Daftar Tugas →
A: Menurut penggalan teks tentang jaminan sosial dalam Islam, kepada siapa Islam mewajibkan orang yang berkecukupan untuk memberi nafkah?
B: Ulangi tanpa perubahan seluruh baris data, mulai dari awal data sampai dengan baris yang memuat "text-line: 收眼底，那江水一浪接着一浪，不断冲击着停靠着的舰艇。 <box>192", termasuk baris tersebut.

Penggalan Teks →
KEWAJIBAN TAKAFUL IJTlMA'I (JAMINAN SOSIAL)
KEWAJIBAN TAKAFUL IJTlMA'I (JAMINAN SOSIAL)
Telah kita katakan bahwa Islam menuntut kepada setiap orang yang mampu
bekerja hendaklah bekerja dan bersungguh-sungguh dalam kerjanya, sehingga ia
dapat mencukupi dirinya dan keluarganya. Tetapi ada di antara anggota
masyarakat yang tidak mampu bekerja, sehingga mereka tidak berpenghasilan. Ada
juga yang mampu bekerja, tetapi tidak mendapatkan lapangan kerja sebagai sumber
ma'isyah mereka dan pemerintah sendiri tidak mampu untuk mempersiapkan lapangan
kerja yang sesuai bagi mereka. Ada pula yang sebenarnya sudah bekerja, hanya
saja pemasukan mereka belum mencukupi standar yang layak, karena sedikitnya
pemasukan (income) atau banyaknya keluarga yang ditanggung atau mahalnya harga
barang atau karena sebab-sebab yang lain.
Maka bagaimana peran sistem Islam terhadap mereka itu? Apakah akan
membiarkan mereka untuk menjadi umpan kemiskinan dan kebutuhan yang siap
menerkamnya? Atau memberikan solusi terhadap problematika mereka?
Jelas bahwa sistem Islam tidak membiarkan mereka menjadi miskin dan
terlantar, tetapi berupaya mewujudkan bagi mereka kehidupan yang layak. Di
antaranya dengan konsep-konsep berikut ini:
1. Memberikan nafkah kepada sanak kerabat
Islam telah mewajibkan atas seseorang yang berkecukupan untuk memberi nafkah
kepada keluarganya yang membutuhkan, sebagai bentuk silaturrahim dan pemenuhan
kewajiban yang dibebankan kepadanya, sebagaimana dijelaskan dalam firman Allah
SWT,
"Dan berikanlah kepada keluarga-keluarga yang dekat akan haknnya
kepada orang miskin dan orang yang dalam perjalanan." (Al Isra': 26)

[Data anotasi kotak]
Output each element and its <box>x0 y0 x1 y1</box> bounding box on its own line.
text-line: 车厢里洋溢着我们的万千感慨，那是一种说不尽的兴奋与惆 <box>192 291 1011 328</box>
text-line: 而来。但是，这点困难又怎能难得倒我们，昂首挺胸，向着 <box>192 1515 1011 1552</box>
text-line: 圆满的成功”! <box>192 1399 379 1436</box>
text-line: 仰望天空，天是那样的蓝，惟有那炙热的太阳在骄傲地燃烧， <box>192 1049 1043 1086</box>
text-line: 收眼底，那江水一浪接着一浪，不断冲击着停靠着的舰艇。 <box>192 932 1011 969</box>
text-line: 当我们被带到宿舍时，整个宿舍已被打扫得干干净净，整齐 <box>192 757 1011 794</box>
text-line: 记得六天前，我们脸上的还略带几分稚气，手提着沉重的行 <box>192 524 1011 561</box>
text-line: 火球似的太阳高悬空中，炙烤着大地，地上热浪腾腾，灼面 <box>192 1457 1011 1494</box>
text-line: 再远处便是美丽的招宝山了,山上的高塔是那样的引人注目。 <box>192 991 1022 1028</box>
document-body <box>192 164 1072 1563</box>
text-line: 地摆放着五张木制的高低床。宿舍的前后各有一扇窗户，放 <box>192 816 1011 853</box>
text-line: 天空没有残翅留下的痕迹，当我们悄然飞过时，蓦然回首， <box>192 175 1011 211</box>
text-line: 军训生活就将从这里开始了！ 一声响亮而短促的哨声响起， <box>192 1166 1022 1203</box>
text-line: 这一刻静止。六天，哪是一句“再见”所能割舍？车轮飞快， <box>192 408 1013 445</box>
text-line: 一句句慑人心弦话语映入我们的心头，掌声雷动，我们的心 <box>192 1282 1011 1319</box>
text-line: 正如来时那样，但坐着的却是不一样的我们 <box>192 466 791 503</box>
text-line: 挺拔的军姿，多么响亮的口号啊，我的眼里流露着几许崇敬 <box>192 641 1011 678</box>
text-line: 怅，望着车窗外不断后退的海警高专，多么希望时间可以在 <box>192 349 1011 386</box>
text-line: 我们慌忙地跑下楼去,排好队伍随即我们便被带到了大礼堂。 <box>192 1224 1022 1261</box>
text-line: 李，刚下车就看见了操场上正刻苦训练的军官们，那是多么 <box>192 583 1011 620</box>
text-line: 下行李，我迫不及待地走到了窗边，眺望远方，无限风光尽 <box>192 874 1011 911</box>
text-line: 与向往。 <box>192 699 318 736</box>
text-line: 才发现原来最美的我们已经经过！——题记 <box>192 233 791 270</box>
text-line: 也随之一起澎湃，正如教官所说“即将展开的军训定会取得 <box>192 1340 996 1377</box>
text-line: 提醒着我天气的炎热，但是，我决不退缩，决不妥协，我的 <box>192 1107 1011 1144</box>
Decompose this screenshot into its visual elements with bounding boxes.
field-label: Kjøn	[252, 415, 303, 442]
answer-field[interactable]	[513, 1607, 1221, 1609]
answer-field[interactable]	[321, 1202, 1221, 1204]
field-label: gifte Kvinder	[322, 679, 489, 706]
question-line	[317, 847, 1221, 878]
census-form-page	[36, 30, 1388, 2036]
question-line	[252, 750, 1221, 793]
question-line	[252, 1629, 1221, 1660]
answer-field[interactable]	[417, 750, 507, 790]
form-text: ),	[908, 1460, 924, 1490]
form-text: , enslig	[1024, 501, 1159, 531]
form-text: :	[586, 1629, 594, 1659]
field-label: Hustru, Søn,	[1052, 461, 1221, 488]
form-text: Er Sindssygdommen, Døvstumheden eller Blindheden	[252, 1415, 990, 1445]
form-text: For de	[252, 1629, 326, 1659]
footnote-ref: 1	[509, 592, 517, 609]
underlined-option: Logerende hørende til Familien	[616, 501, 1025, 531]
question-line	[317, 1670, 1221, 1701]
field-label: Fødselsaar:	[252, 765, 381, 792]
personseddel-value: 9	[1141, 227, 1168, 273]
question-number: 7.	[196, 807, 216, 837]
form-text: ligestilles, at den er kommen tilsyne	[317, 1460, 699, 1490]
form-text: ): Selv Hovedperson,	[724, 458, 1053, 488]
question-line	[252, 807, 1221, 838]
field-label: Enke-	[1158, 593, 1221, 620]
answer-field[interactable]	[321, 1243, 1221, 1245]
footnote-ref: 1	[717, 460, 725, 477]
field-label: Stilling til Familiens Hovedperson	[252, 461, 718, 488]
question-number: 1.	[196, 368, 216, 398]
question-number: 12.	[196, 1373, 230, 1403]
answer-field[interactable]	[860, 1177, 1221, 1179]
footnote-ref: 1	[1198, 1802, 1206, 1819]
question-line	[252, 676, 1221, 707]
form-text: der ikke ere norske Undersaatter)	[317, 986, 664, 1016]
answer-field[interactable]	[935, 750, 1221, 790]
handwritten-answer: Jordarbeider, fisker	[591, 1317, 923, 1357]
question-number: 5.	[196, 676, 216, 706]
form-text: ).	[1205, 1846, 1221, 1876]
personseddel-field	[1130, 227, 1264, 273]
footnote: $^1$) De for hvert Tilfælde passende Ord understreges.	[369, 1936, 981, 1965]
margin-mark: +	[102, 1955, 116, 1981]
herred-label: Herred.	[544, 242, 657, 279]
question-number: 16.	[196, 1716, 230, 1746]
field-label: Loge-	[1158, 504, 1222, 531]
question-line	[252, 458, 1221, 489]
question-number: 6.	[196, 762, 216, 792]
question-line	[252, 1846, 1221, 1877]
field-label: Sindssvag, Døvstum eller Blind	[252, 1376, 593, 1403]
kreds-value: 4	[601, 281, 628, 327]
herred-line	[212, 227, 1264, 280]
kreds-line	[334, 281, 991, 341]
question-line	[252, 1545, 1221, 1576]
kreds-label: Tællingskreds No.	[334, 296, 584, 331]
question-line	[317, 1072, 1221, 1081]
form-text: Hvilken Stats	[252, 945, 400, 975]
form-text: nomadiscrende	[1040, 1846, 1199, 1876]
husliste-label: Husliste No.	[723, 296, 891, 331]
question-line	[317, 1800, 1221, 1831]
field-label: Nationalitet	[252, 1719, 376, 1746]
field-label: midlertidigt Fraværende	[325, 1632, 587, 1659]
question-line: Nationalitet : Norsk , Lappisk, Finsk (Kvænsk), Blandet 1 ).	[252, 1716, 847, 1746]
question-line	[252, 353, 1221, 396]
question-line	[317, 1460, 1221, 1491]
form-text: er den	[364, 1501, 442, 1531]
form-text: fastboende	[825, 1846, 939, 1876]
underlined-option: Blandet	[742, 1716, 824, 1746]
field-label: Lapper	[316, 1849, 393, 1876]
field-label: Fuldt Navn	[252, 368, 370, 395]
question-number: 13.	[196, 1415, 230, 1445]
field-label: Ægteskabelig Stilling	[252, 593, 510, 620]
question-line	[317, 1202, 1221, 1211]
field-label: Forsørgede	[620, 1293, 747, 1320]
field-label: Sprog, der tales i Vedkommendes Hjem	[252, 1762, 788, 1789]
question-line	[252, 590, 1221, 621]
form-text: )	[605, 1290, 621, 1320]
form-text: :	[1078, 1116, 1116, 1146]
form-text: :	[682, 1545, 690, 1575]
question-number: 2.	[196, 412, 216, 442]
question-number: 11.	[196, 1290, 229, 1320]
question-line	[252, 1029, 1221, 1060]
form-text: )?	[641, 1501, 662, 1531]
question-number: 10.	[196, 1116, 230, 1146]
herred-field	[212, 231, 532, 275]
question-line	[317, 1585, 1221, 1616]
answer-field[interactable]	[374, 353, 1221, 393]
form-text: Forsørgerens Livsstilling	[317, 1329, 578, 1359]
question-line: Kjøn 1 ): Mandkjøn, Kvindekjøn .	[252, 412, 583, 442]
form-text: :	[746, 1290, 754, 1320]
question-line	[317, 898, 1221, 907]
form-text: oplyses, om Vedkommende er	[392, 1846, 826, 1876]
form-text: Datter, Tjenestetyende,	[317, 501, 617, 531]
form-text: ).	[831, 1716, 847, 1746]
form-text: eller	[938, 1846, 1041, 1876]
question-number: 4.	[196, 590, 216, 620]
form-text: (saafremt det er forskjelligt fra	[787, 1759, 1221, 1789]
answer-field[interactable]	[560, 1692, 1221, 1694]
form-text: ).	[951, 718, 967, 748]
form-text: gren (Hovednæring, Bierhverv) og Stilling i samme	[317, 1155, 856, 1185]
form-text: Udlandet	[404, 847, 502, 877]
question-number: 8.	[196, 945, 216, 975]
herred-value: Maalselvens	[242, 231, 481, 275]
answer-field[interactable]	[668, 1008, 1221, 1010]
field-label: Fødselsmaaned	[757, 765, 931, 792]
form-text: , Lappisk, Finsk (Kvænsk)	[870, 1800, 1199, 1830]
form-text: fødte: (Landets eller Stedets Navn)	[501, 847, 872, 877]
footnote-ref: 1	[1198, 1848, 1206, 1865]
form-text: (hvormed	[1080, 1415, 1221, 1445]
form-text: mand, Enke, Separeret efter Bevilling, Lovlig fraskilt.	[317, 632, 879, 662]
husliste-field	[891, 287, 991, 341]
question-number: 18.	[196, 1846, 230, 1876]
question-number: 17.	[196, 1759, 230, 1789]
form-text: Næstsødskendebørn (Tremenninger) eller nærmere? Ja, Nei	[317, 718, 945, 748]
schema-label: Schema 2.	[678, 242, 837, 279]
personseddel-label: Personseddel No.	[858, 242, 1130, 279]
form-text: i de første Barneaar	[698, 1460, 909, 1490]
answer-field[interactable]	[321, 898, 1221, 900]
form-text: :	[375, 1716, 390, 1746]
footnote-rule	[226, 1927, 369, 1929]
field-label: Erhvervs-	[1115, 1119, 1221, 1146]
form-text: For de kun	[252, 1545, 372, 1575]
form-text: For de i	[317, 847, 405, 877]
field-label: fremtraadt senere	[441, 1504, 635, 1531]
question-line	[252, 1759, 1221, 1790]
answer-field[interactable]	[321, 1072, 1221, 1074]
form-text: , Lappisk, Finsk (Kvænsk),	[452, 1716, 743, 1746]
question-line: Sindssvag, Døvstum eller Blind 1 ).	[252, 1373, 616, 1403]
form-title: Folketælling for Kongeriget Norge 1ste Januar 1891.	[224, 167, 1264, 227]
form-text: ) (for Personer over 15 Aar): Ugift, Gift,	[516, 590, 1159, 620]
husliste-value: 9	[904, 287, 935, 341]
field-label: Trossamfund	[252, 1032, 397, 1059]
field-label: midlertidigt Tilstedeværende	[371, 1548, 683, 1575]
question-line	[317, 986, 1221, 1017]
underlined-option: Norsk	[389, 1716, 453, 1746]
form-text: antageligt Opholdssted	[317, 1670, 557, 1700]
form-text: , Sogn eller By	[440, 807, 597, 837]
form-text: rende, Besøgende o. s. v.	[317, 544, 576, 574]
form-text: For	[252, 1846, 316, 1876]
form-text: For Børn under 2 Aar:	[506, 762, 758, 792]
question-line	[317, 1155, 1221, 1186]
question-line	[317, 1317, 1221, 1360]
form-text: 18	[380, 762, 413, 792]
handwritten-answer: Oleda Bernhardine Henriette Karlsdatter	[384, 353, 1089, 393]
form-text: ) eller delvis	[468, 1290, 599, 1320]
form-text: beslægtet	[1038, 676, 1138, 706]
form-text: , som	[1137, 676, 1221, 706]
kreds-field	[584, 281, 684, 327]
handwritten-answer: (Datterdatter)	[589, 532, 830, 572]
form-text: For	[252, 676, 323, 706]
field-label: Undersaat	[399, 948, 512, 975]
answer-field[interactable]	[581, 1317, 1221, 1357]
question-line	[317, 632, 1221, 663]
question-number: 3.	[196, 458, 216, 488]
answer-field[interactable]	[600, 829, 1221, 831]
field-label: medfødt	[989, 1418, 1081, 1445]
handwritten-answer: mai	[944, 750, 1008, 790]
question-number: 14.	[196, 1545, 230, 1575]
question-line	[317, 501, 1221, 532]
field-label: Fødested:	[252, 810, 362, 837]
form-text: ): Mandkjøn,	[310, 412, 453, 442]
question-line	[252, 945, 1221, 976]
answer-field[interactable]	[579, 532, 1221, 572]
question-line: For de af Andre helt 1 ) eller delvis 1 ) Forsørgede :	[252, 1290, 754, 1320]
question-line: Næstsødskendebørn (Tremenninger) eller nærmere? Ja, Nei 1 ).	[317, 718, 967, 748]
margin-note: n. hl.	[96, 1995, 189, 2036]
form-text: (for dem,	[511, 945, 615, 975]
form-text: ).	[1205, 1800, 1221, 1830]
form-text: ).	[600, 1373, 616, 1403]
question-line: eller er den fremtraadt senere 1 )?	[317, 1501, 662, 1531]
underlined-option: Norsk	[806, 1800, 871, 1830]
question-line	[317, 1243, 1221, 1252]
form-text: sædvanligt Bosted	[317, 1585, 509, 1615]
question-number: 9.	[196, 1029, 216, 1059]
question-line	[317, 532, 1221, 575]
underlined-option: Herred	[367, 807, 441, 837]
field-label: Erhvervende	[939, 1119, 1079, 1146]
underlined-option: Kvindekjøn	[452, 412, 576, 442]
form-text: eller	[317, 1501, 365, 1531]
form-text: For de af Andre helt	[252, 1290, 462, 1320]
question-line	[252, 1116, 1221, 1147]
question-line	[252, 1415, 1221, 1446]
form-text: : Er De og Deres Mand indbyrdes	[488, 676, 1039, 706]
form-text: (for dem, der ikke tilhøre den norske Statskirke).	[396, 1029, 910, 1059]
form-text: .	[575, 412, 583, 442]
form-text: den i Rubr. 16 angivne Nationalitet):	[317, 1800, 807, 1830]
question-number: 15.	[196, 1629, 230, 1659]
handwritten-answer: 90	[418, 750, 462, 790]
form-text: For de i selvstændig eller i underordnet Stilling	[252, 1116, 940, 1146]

Jawaban Setiap Tugas →
A: Kepada keluarganya yang membutuhkan.

B:
Output each element and its <box>x0 y0 x1 y1</box> bounding box on its own line.
text-line: 车厢里洋溢着我们的万千感慨，那是一种说不尽的兴奋与惆 <box>192 291 1011 328</box>
text-line: 而来。但是，这点困难又怎能难得倒我们，昂首挺胸，向着 <box>192 1515 1011 1552</box>
text-line: 圆满的成功”! <box>192 1399 379 1436</box>
text-line: 仰望天空，天是那样的蓝，惟有那炙热的太阳在骄傲地燃烧， <box>192 1049 1043 1086</box>
text-line: 收眼底，那江水一浪接着一浪，不断冲击着停靠着的舰艇。 <box>192 932 1011 969</box>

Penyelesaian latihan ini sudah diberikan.